WHAT YOU NEED TO DO:
Each entry below should be written out exactly as it is, with no pictures.

----- DATA PROVIDED -----

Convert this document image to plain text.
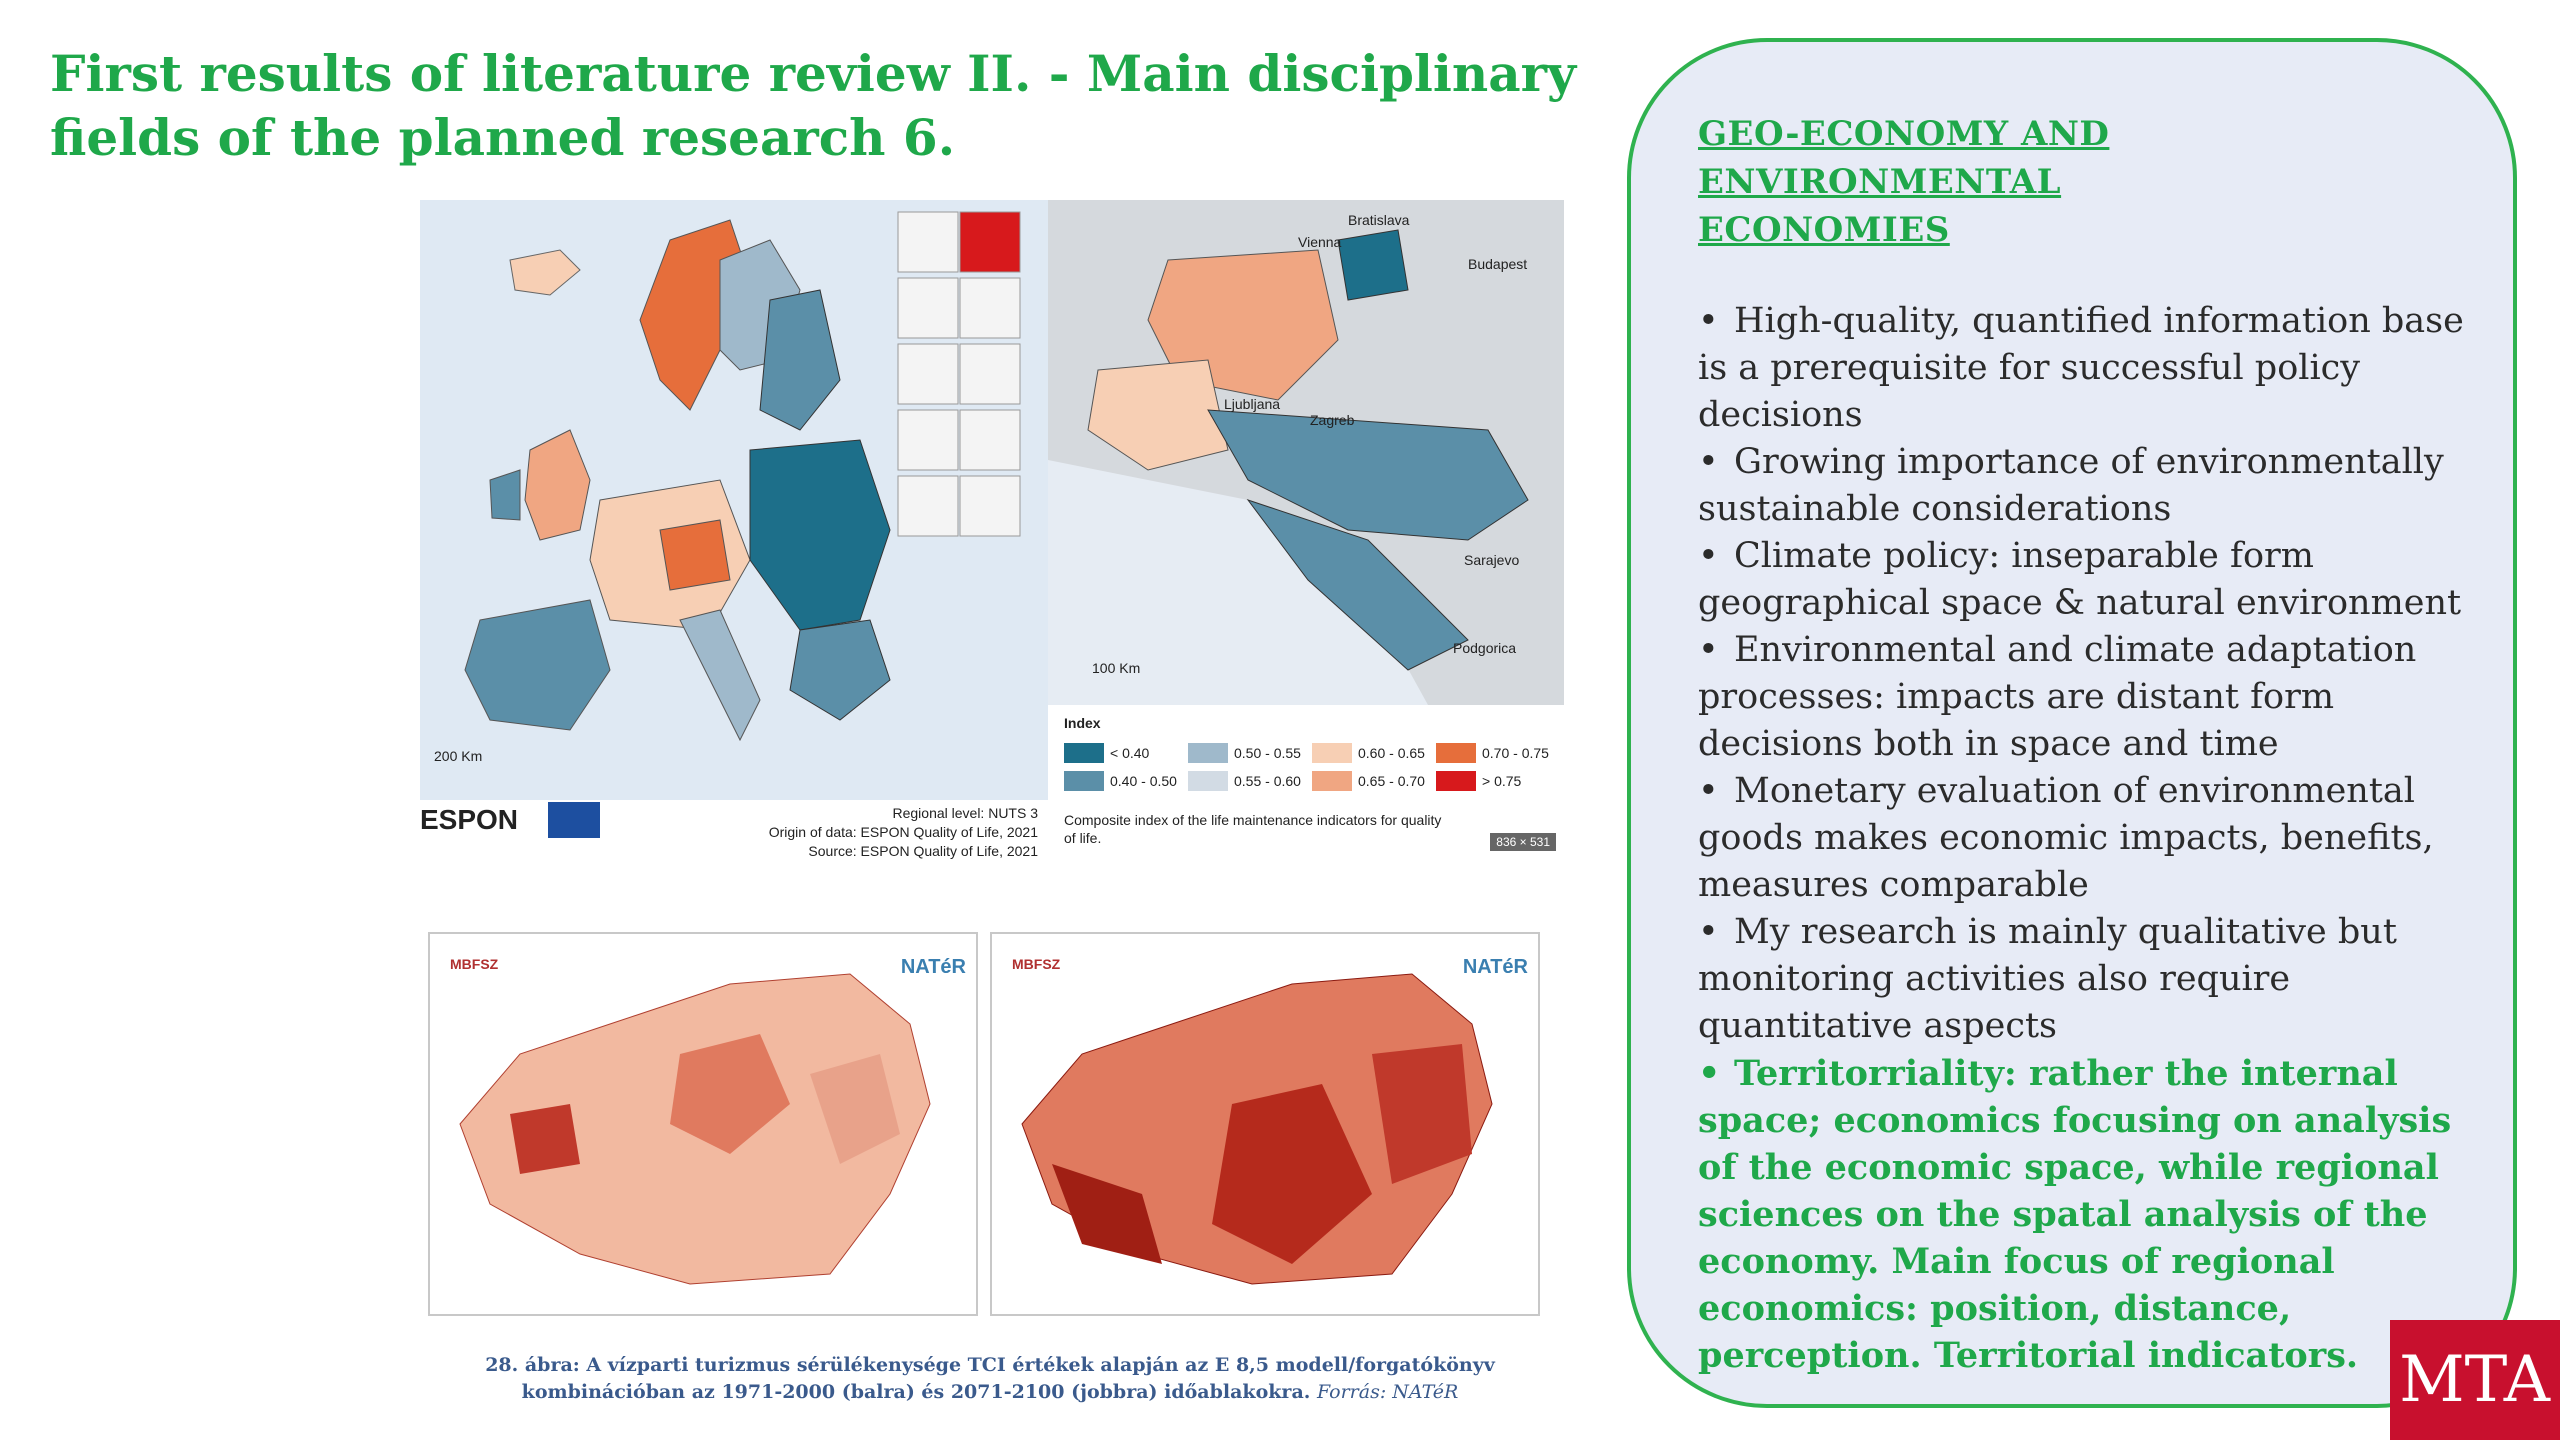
First results of literature review II. - Main disciplinary
fields of the planned research 6.
200 Km
ESPON	Regional level: NUTS 3
Origin of data: ESPON Quality of Life, 2021
Source: ESPON Quality of Life, 2021
Bratislava
Vienna
Budapest
Ljubljana
Zagreb
Sarajevo
Podgorica
100 Km
Index
< 0.40
0.40 - 0.50
0.50 - 0.55
0.55 - 0.60
0.60 - 0.65
0.65 - 0.70
0.70 - 0.75
> 0.75
Composite index of the life maintenance indicators for quality of life.	836 × 531
MBFSZ	NATéR	MBFSZ	NATéR
28. ábra: A vízparti turizmus sérülékenysége TCI értékek alapján az E 8,5 modell/forgatókönyv kombinációban az 1971-2000 (balra) és 2071-2100 (jobbra) időablakokra. Forrás: NATéR
GEO-ECONOMY AND ENVIRONMENTAL
ECONOMIES
• High-quality, quantified information base is a prerequisite for successful policy decisions
• Growing importance of environmentally sustainable considerations
• Climate policy: inseparable form geographical space & natural environment
• Environmental and climate adaptation processes: impacts are distant form decisions both in space and time
• Monetary evaluation of environmental goods makes economic impacts, benefits, measures comparable
• My research is mainly qualitative but monitoring activities also require quantitative aspects
• Territorriality: rather the internal space; economics focusing on analysis of the economic space, while regional sciences on the spatal analysis of the economy. Main focus of regional economics: position, distance, perception. Territorial indicators. MTA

-----

EXERCISE ANSWER:
Convert this document image to plain text.
First results of literature review II. - Main disciplinary
fields of the planned research 6.
200 Km
ESPON	Regional level: NUTS 3
Origin of data: ESPON Quality of Life, 2021
Source: ESPON Quality of Life, 2021
Bratislava
Vienna
Budapest
Ljubljana
Zagreb
Sarajevo
Podgorica
100 Km
Index
< 0.40
0.40 - 0.50
0.50 - 0.55
0.55 - 0.60
0.60 - 0.65
0.65 - 0.70
0.70 - 0.75
> 0.75
Composite index of the life maintenance indicators for quality of life.	836 × 531
MBFSZ	NATéR	MBFSZ	NATéR
28. ábra: A vízparti turizmus sérülékenysége TCI értékek alapján az E 8,5 modell/forgatókönyv kombinációban az 1971-2000 (balra) és 2071-2100 (jobbra) időablakokra. Forrás: NATéR
GEO-ECONOMY AND ENVIRONMENTAL
ECONOMIES
• High-quality, quantified information base is a prerequisite for successful policy decisions
• Growing importance of environmentally sustainable considerations
• Climate policy: inseparable form geographical space & natural environment
• Environmental and climate adaptation processes: impacts are distant form decisions both in space and time
• Monetary evaluation of environmental goods makes economic impacts, benefits, measures comparable
• My research is mainly qualitative but monitoring activities also require quantitative aspects
• Territorriality: rather the internal space; economics focusing on analysis of the economic space, while regional sciences on the spatal analysis of the economy. Main focus of regional economics: position, distance, perception. Territorial indicators. MTA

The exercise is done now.